Restate the whole listing word for word. Pictures are left out.
++++++++++++++++++++
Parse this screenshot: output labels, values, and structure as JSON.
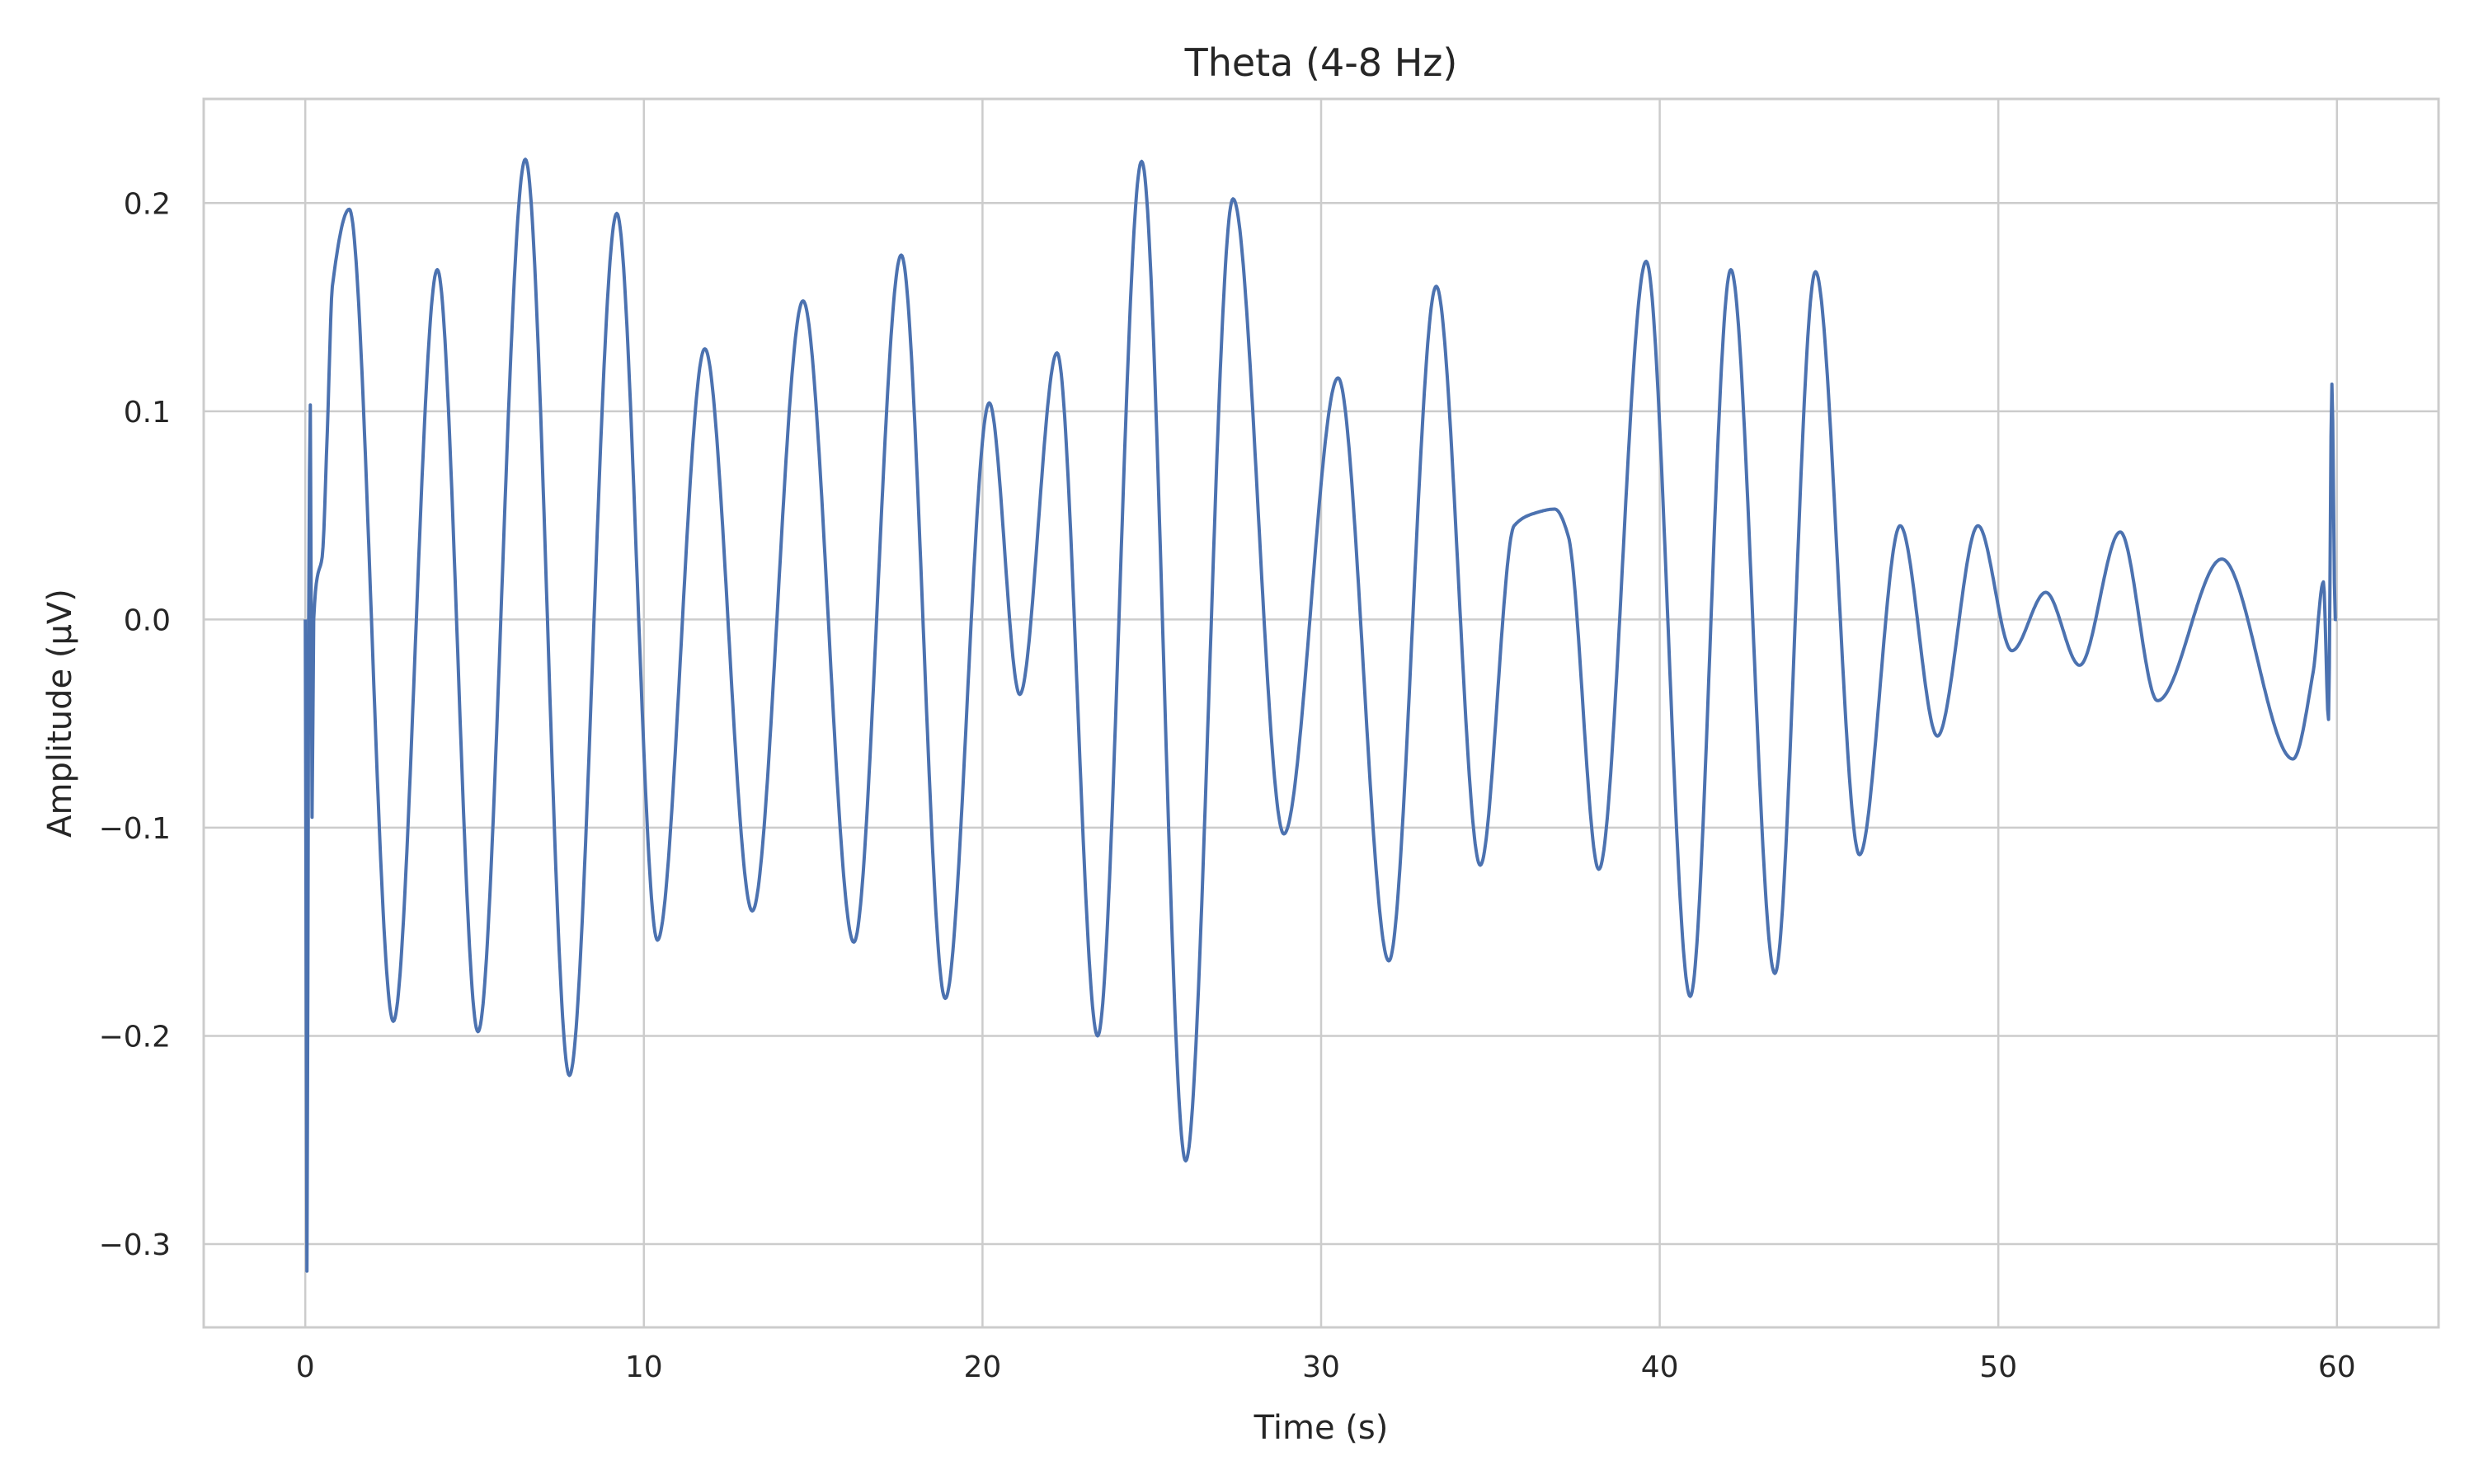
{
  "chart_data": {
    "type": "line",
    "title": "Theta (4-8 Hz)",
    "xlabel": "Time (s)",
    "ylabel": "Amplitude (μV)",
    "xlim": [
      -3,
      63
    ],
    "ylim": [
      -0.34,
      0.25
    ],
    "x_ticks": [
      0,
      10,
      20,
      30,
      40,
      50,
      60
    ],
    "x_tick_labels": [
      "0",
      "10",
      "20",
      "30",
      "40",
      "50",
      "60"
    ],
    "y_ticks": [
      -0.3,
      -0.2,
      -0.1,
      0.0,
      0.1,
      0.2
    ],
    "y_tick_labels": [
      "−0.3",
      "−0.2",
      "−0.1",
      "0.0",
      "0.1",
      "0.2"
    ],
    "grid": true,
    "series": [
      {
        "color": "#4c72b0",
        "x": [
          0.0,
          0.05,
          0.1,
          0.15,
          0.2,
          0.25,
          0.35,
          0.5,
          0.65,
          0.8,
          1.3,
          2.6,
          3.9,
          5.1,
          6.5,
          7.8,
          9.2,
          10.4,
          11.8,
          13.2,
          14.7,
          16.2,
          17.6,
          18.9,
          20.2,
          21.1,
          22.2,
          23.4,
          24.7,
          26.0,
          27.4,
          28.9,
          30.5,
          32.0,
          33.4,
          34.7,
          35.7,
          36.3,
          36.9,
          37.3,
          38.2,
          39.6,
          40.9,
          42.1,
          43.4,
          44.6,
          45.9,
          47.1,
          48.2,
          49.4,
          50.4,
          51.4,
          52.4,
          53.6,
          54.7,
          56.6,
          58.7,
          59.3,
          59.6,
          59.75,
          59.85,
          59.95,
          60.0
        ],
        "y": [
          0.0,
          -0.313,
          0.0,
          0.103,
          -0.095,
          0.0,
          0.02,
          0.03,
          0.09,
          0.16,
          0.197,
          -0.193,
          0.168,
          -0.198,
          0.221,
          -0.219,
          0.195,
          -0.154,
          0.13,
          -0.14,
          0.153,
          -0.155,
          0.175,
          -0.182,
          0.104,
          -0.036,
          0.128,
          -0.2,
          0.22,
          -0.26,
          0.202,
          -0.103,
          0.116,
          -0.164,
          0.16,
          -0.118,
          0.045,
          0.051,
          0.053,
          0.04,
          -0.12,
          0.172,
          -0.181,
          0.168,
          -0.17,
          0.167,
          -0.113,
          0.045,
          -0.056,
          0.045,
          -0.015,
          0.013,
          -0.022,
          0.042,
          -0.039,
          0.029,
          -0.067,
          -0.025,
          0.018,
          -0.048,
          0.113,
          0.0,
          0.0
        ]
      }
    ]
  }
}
++++++++++++++++++++
◆ COMPLETE ANSWER ◆
Parse this screenshot: output labels, values, and structure as JSON.
{
  "chart_data": {
    "type": "line",
    "title": "Theta (4-8 Hz)",
    "xlabel": "Time (s)",
    "ylabel": "Amplitude (μV)",
    "xlim": [
      -3,
      63
    ],
    "ylim": [
      -0.34,
      0.25
    ],
    "x_ticks": [
      0,
      10,
      20,
      30,
      40,
      50,
      60
    ],
    "x_tick_labels": [
      "0",
      "10",
      "20",
      "30",
      "40",
      "50",
      "60"
    ],
    "y_ticks": [
      -0.3,
      -0.2,
      -0.1,
      0.0,
      0.1,
      0.2
    ],
    "y_tick_labels": [
      "−0.3",
      "−0.2",
      "−0.1",
      "0.0",
      "0.1",
      "0.2"
    ],
    "grid": true,
    "series": [
      {
        "color": "#4c72b0",
        "x": [
          0.0,
          0.05,
          0.1,
          0.15,
          0.2,
          0.25,
          0.35,
          0.5,
          0.65,
          0.8,
          1.3,
          2.6,
          3.9,
          5.1,
          6.5,
          7.8,
          9.2,
          10.4,
          11.8,
          13.2,
          14.7,
          16.2,
          17.6,
          18.9,
          20.2,
          21.1,
          22.2,
          23.4,
          24.7,
          26.0,
          27.4,
          28.9,
          30.5,
          32.0,
          33.4,
          34.7,
          35.7,
          36.3,
          36.9,
          37.3,
          38.2,
          39.6,
          40.9,
          42.1,
          43.4,
          44.6,
          45.9,
          47.1,
          48.2,
          49.4,
          50.4,
          51.4,
          52.4,
          53.6,
          54.7,
          56.6,
          58.7,
          59.3,
          59.6,
          59.75,
          59.85,
          59.95,
          60.0
        ],
        "y": [
          0.0,
          -0.313,
          0.0,
          0.103,
          -0.095,
          0.0,
          0.02,
          0.03,
          0.09,
          0.16,
          0.197,
          -0.193,
          0.168,
          -0.198,
          0.221,
          -0.219,
          0.195,
          -0.154,
          0.13,
          -0.14,
          0.153,
          -0.155,
          0.175,
          -0.182,
          0.104,
          -0.036,
          0.128,
          -0.2,
          0.22,
          -0.26,
          0.202,
          -0.103,
          0.116,
          -0.164,
          0.16,
          -0.118,
          0.045,
          0.051,
          0.053,
          0.04,
          -0.12,
          0.172,
          -0.181,
          0.168,
          -0.17,
          0.167,
          -0.113,
          0.045,
          -0.056,
          0.045,
          -0.015,
          0.013,
          -0.022,
          0.042,
          -0.039,
          0.029,
          -0.067,
          -0.025,
          0.018,
          -0.048,
          0.113,
          0.0,
          0.0
        ]
      }
    ]
  }
}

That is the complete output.